Thank you for the quick feedback.

On a related note - it just occurred to me, that the PCP functionality could be 
extended to make more effective use of PFC (priority flow control) without 
explicitly managing it on an application level directly.

Right now, PFC typically degenerates to good-old Flow control, as all traffic 
is handled just in the default class (0, or whatever is set up using the IOCTL 
interface API).

Typically, the different Ethernet classes come with a notion of prioritization 
between them - traffic in a "higher" class may be forwarded prior to traffic in 
a lower class. But that is not a strong requirement - using WRR with 1/8th 
bandwidth "reserved" for each class in a switch, assigning flows to a random 
PCP value, PFC could work in a more scalable fashion - only blocking a fraction 
of traffic, that is actually queue building (has to go over a lower bandwidth 
link, or a NIC excessively pausing its ingress), thus reducing the chance of 
the formation of congrestion trees...

§

INSTRUCTION A →
Reproduce the passage on priority flow control word for word, from "Thank you for" through "application level directly.".

DATA SHOWN →
§

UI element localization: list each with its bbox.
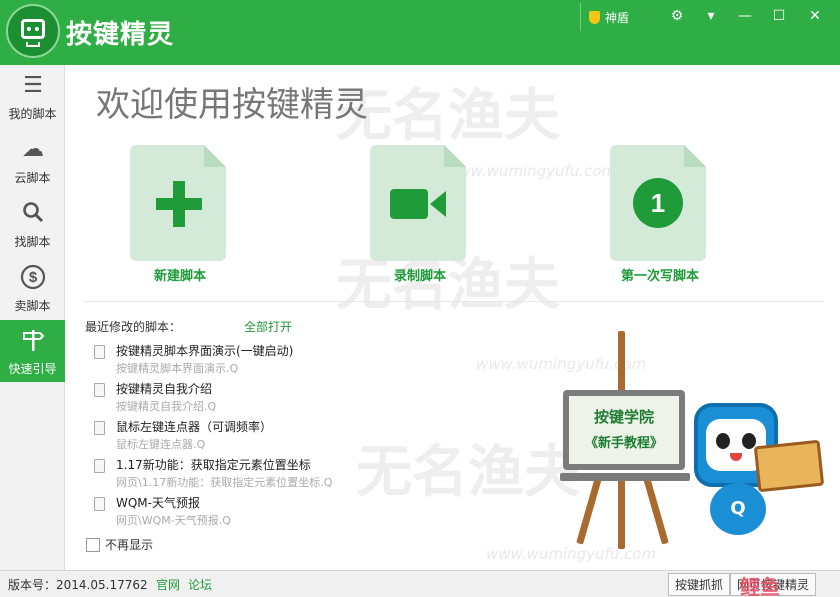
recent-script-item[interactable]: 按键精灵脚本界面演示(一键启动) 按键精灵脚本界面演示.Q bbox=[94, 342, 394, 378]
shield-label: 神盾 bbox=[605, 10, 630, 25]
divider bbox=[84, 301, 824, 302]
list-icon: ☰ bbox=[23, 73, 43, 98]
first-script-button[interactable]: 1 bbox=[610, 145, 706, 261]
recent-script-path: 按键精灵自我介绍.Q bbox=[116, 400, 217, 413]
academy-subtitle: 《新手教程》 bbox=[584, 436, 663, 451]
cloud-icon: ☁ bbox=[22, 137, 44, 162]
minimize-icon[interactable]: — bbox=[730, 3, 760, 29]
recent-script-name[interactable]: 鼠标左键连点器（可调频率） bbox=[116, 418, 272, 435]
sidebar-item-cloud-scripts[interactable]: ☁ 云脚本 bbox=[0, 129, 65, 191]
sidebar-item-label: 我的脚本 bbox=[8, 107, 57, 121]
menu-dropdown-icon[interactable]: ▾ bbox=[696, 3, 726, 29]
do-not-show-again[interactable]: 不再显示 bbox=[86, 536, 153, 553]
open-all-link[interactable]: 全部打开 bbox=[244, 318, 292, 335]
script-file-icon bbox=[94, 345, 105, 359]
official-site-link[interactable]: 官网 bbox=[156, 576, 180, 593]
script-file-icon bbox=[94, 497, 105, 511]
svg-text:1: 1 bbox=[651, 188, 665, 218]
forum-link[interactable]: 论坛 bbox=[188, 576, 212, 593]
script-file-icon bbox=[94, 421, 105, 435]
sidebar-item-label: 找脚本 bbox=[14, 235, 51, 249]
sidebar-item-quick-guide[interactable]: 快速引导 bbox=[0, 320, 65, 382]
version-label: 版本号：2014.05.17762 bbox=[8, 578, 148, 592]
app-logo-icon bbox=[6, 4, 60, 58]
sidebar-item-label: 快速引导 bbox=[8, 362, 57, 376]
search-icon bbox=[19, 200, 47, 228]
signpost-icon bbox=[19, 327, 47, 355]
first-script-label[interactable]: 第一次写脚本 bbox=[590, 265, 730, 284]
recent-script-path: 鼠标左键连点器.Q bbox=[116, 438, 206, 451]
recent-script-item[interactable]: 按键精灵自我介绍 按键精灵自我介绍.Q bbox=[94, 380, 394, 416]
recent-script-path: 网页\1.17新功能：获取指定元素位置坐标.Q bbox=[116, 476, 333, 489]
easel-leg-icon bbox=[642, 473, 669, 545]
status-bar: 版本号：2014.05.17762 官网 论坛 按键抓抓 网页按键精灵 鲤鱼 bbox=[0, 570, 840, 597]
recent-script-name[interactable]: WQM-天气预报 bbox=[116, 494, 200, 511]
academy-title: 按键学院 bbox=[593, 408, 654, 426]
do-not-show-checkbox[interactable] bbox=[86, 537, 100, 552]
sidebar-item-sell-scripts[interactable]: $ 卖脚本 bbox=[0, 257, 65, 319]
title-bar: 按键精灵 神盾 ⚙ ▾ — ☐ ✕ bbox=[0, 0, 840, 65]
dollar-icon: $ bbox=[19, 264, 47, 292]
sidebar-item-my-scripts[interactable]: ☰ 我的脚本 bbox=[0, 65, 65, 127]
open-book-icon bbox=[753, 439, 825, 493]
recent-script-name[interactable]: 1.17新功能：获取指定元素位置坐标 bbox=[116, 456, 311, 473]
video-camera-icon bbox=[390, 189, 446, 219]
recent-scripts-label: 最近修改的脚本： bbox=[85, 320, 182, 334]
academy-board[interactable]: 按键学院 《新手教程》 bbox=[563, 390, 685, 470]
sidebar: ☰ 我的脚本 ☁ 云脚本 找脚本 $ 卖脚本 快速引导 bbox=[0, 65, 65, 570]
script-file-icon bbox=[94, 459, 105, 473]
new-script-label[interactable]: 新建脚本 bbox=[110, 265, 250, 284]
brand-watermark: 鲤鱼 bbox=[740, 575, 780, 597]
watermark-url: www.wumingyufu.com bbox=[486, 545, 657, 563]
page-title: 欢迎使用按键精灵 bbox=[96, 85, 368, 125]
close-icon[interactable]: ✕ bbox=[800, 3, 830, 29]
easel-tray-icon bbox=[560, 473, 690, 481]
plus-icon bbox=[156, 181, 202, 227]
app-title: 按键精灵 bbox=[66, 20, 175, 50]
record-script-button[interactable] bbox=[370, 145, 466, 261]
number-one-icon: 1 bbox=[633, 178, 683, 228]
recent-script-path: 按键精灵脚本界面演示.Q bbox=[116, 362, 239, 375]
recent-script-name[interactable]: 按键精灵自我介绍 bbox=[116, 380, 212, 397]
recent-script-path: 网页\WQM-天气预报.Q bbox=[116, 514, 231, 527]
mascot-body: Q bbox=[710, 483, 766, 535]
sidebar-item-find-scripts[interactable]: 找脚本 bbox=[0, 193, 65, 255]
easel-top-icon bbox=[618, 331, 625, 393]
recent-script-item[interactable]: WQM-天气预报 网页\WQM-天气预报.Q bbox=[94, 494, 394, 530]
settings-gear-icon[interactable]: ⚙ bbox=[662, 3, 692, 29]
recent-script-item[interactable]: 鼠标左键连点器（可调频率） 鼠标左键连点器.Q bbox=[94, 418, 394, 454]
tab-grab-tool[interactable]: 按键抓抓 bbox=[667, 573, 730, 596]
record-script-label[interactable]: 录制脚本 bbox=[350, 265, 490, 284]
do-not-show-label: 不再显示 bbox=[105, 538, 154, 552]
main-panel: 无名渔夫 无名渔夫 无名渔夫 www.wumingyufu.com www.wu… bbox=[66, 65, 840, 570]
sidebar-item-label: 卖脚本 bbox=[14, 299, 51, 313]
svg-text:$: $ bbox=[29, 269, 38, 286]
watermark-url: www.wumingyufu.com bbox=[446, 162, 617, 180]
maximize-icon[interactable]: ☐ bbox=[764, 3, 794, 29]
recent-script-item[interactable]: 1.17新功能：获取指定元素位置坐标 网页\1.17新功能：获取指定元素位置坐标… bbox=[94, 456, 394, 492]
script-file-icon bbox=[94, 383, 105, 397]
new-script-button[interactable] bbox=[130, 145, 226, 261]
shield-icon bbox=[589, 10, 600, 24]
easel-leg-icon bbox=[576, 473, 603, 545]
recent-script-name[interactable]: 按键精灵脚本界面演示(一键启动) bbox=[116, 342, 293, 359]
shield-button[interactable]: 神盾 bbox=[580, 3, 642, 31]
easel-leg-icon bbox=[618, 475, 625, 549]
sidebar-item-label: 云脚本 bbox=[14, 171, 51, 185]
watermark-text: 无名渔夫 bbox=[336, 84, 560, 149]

§

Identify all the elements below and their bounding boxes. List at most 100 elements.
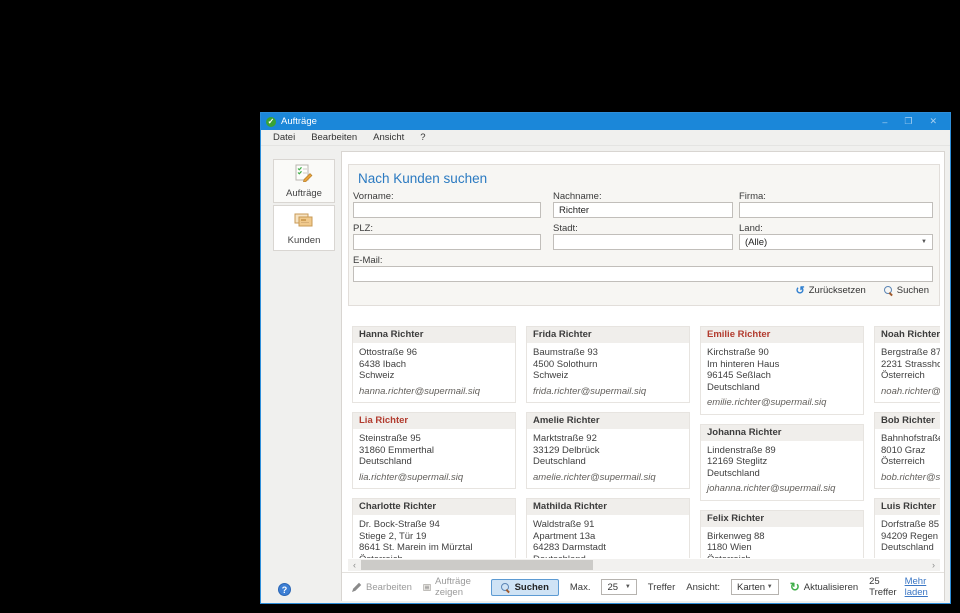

§

INSTRUCTION B →
Quote the records exactly from the line that contains "UI element localization: list" through the line that contains "first-script-button[interactable]: 1 bbox=[610, 145, 706, 261]", both included. Leave the pictures out.

EXPECTED ANSWER A →
Thank you for the quick feedback.

On a related note - it just occurred to me, that the PCP functionality could be 
extended to make more effective use of PFC (priority flow control) without 
explicitly managing it on an application level directly.

EXPECTED ANSWER B →
UI element localization: list each with its bbox.
recent-script-item[interactable]: 按键精灵脚本界面演示(一键启动) 按键精灵脚本界面演示.Q bbox=[94, 342, 394, 378]
shield-label: 神盾 bbox=[605, 10, 630, 25]
divider bbox=[84, 301, 824, 302]
list-icon: ☰ bbox=[23, 73, 43, 98]
first-script-button[interactable]: 1 bbox=[610, 145, 706, 261]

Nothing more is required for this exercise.